## Problem to work on
Write out all of the entries that follow, word for word, but skip the pictures.

## Records contained in a dataset
* BEGIN *

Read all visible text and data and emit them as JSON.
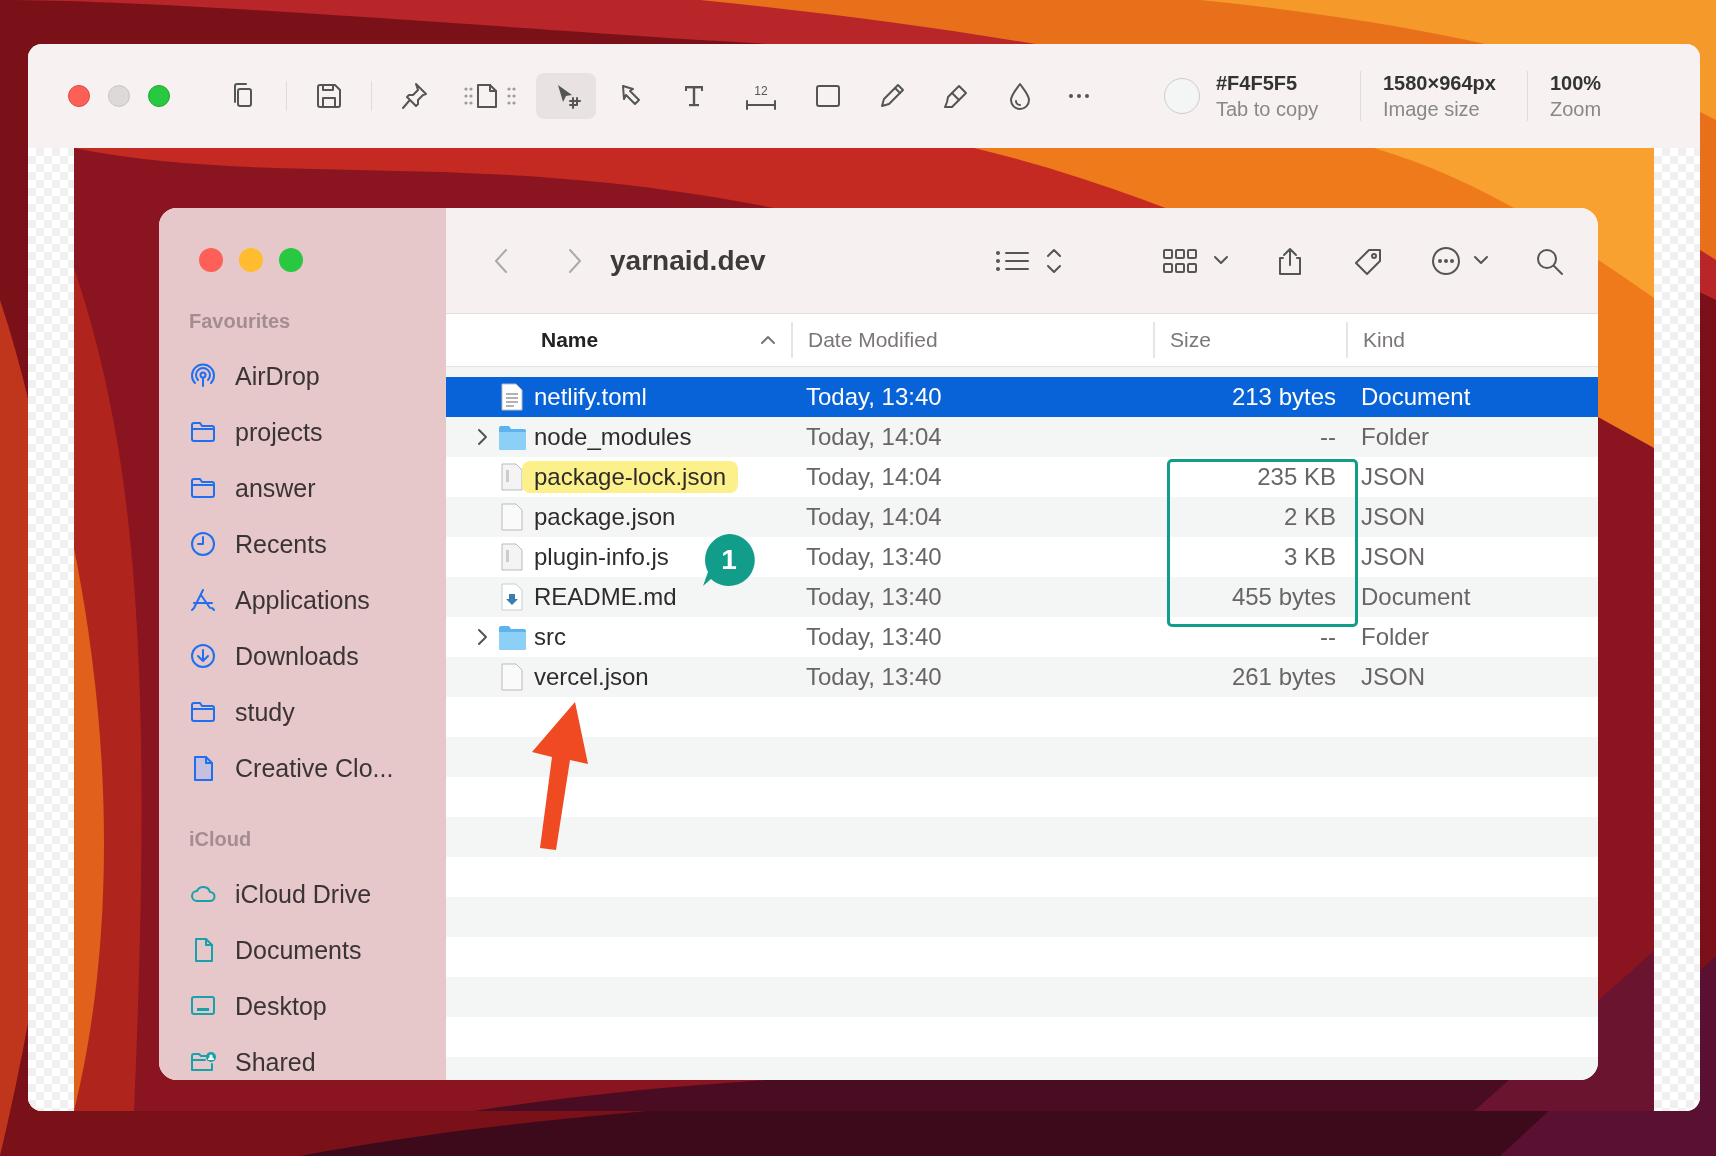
{
  "editor": {
    "tool_groups": [
      [
        {
          "kind": "copy",
          "selected": false
        }
      ],
      [
        {
          "kind": "save",
          "selected": false
        }
      ],
      [
        {
          "kind": "pin",
          "selected": false
        },
        {
          "kind": "page-dots",
          "selected": false
        },
        {
          "kind": "select",
          "selected": true
        },
        {
          "kind": "pointer",
          "selected": false
        },
        {
          "kind": "text",
          "selected": false
        },
        {
          "kind": "measure",
          "label": "12",
          "selected": false
        },
        {
          "kind": "rect",
          "selected": false
        },
        {
          "kind": "pencil",
          "selected": false
        },
        {
          "kind": "marker",
          "selected": false
        },
        {
          "kind": "drop",
          "selected": false
        },
        {
          "kind": "more",
          "selected": false
        }
      ]
    ],
    "color": {
      "value": "#F4F5F5",
      "label": "Tab to copy"
    },
    "stats": [
      {
        "value": "1580×964px",
        "label": "Image size"
      },
      {
        "value": "100%",
        "label": "Zoom"
      }
    ]
  },
  "finder": {
    "title": "yarnaid.dev",
    "toolbar": [
      {
        "kind": "back"
      },
      {
        "kind": "forward"
      },
      {
        "kind": "title"
      },
      {
        "kind": "list-view"
      },
      {
        "kind": "sort"
      },
      {
        "kind": "grid"
      },
      {
        "kind": "chevron"
      },
      {
        "kind": "share"
      },
      {
        "kind": "tag"
      },
      {
        "kind": "more"
      },
      {
        "kind": "chevron"
      },
      {
        "kind": "search"
      }
    ],
    "sidebar": [
      {
        "heading": "Favourites",
        "items": [
          {
            "label": "AirDrop",
            "kind": "airdrop"
          },
          {
            "label": "projects",
            "kind": "folder"
          },
          {
            "label": "answer",
            "kind": "folder"
          },
          {
            "label": "Recents",
            "kind": "clock"
          },
          {
            "label": "Applications",
            "kind": "apps"
          },
          {
            "label": "Downloads",
            "kind": "download"
          },
          {
            "label": "study",
            "kind": "folder"
          },
          {
            "label": "Creative Clo...",
            "kind": "doc-filled"
          }
        ]
      },
      {
        "heading": "iCloud",
        "items": [
          {
            "label": "iCloud Drive",
            "kind": "cloud"
          },
          {
            "label": "Documents",
            "kind": "document"
          },
          {
            "label": "Desktop",
            "kind": "desktop"
          },
          {
            "label": "Shared",
            "kind": "shared"
          }
        ]
      }
    ],
    "columns": [
      {
        "label": "Name",
        "sorted": true
      },
      {
        "label": "Date Modified",
        "sorted": false
      },
      {
        "label": "Size",
        "sorted": false
      },
      {
        "label": "Kind",
        "sorted": false
      }
    ],
    "rows": [
      {
        "name": "netlify.toml",
        "kind": "text-doc",
        "date": "Today, 13:40",
        "size": "213 bytes",
        "type": "Document",
        "selected": true,
        "highlighted": false,
        "boxed": false
      },
      {
        "name": "node_modules",
        "kind": "folder",
        "date": "Today, 14:04",
        "size": "--",
        "type": "Folder",
        "selected": false,
        "highlighted": false,
        "boxed": false
      },
      {
        "name": "package-lock.json",
        "kind": "json",
        "date": "Today, 14:04",
        "size": "235 KB",
        "type": "JSON",
        "selected": false,
        "highlighted": true,
        "boxed": true
      },
      {
        "name": "package.json",
        "kind": "blank",
        "date": "Today, 14:04",
        "size": "2 KB",
        "type": "JSON",
        "selected": false,
        "highlighted": false,
        "boxed": true
      },
      {
        "name": "plugin-info.js",
        "kind": "json",
        "date": "Today, 13:40",
        "size": "3 KB",
        "type": "JSON",
        "selected": false,
        "highlighted": false,
        "boxed": true
      },
      {
        "name": "README.md",
        "kind": "download-doc",
        "date": "Today, 13:40",
        "size": "455 bytes",
        "type": "Document",
        "selected": false,
        "highlighted": false,
        "boxed": true
      },
      {
        "name": "src",
        "kind": "folder",
        "date": "Today, 13:40",
        "size": "--",
        "type": "Folder",
        "selected": false,
        "highlighted": false,
        "boxed": false
      },
      {
        "name": "vercel.json",
        "kind": "blank",
        "date": "Today, 13:40",
        "size": "261 bytes",
        "type": "JSON",
        "selected": false,
        "highlighted": false,
        "boxed": false
      }
    ]
  },
  "annotations": [
    {
      "kind": "callout",
      "text": "1"
    },
    {
      "kind": "arrow"
    }
  ]
}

* END *

## Solution for this exercise
Read all visible text and data and emit them as JSON.
{
  "editor": {
    "tool_groups": [
      [
        {
          "kind": "copy",
          "selected": false
        }
      ],
      [
        {
          "kind": "save",
          "selected": false
        }
      ],
      [
        {
          "kind": "pin",
          "selected": false
        },
        {
          "kind": "page-dots",
          "selected": false
        },
        {
          "kind": "select",
          "selected": true
        },
        {
          "kind": "pointer",
          "selected": false
        },
        {
          "kind": "text",
          "selected": false
        },
        {
          "kind": "measure",
          "label": "12",
          "selected": false
        },
        {
          "kind": "rect",
          "selected": false
        },
        {
          "kind": "pencil",
          "selected": false
        },
        {
          "kind": "marker",
          "selected": false
        },
        {
          "kind": "drop",
          "selected": false
        },
        {
          "kind": "more",
          "selected": false
        }
      ]
    ],
    "color": {
      "value": "#F4F5F5",
      "label": "Tab to copy"
    },
    "stats": [
      {
        "value": "1580×964px",
        "label": "Image size"
      },
      {
        "value": "100%",
        "label": "Zoom"
      }
    ]
  },
  "finder": {
    "title": "yarnaid.dev",
    "toolbar": [
      {
        "kind": "back"
      },
      {
        "kind": "forward"
      },
      {
        "kind": "title"
      },
      {
        "kind": "list-view"
      },
      {
        "kind": "sort"
      },
      {
        "kind": "grid"
      },
      {
        "kind": "chevron"
      },
      {
        "kind": "share"
      },
      {
        "kind": "tag"
      },
      {
        "kind": "more"
      },
      {
        "kind": "chevron"
      },
      {
        "kind": "search"
      }
    ],
    "sidebar": [
      {
        "heading": "Favourites",
        "items": [
          {
            "label": "AirDrop",
            "kind": "airdrop"
          },
          {
            "label": "projects",
            "kind": "folder"
          },
          {
            "label": "answer",
            "kind": "folder"
          },
          {
            "label": "Recents",
            "kind": "clock"
          },
          {
            "label": "Applications",
            "kind": "apps"
          },
          {
            "label": "Downloads",
            "kind": "download"
          },
          {
            "label": "study",
            "kind": "folder"
          },
          {
            "label": "Creative Clo...",
            "kind": "doc-filled"
          }
        ]
      },
      {
        "heading": "iCloud",
        "items": [
          {
            "label": "iCloud Drive",
            "kind": "cloud"
          },
          {
            "label": "Documents",
            "kind": "document"
          },
          {
            "label": "Desktop",
            "kind": "desktop"
          },
          {
            "label": "Shared",
            "kind": "shared"
          }
        ]
      }
    ],
    "columns": [
      {
        "label": "Name",
        "sorted": true
      },
      {
        "label": "Date Modified",
        "sorted": false
      },
      {
        "label": "Size",
        "sorted": false
      },
      {
        "label": "Kind",
        "sorted": false
      }
    ],
    "rows": [
      {
        "name": "netlify.toml",
        "kind": "text-doc",
        "date": "Today, 13:40",
        "size": "213 bytes",
        "type": "Document",
        "selected": true,
        "highlighted": false,
        "boxed": false
      },
      {
        "name": "node_modules",
        "kind": "folder",
        "date": "Today, 14:04",
        "size": "--",
        "type": "Folder",
        "selected": false,
        "highlighted": false,
        "boxed": false
      },
      {
        "name": "package-lock.json",
        "kind": "json",
        "date": "Today, 14:04",
        "size": "235 KB",
        "type": "JSON",
        "selected": false,
        "highlighted": true,
        "boxed": true
      },
      {
        "name": "package.json",
        "kind": "blank",
        "date": "Today, 14:04",
        "size": "2 KB",
        "type": "JSON",
        "selected": false,
        "highlighted": false,
        "boxed": true
      },
      {
        "name": "plugin-info.js",
        "kind": "json",
        "date": "Today, 13:40",
        "size": "3 KB",
        "type": "JSON",
        "selected": false,
        "highlighted": false,
        "boxed": true
      },
      {
        "name": "README.md",
        "kind": "download-doc",
        "date": "Today, 13:40",
        "size": "455 bytes",
        "type": "Document",
        "selected": false,
        "highlighted": false,
        "boxed": true
      },
      {
        "name": "src",
        "kind": "folder",
        "date": "Today, 13:40",
        "size": "--",
        "type": "Folder",
        "selected": false,
        "highlighted": false,
        "boxed": false
      },
      {
        "name": "vercel.json",
        "kind": "blank",
        "date": "Today, 13:40",
        "size": "261 bytes",
        "type": "JSON",
        "selected": false,
        "highlighted": false,
        "boxed": false
      }
    ]
  },
  "annotations": [
    {
      "kind": "callout",
      "text": "1"
    },
    {
      "kind": "arrow"
    }
  ]
}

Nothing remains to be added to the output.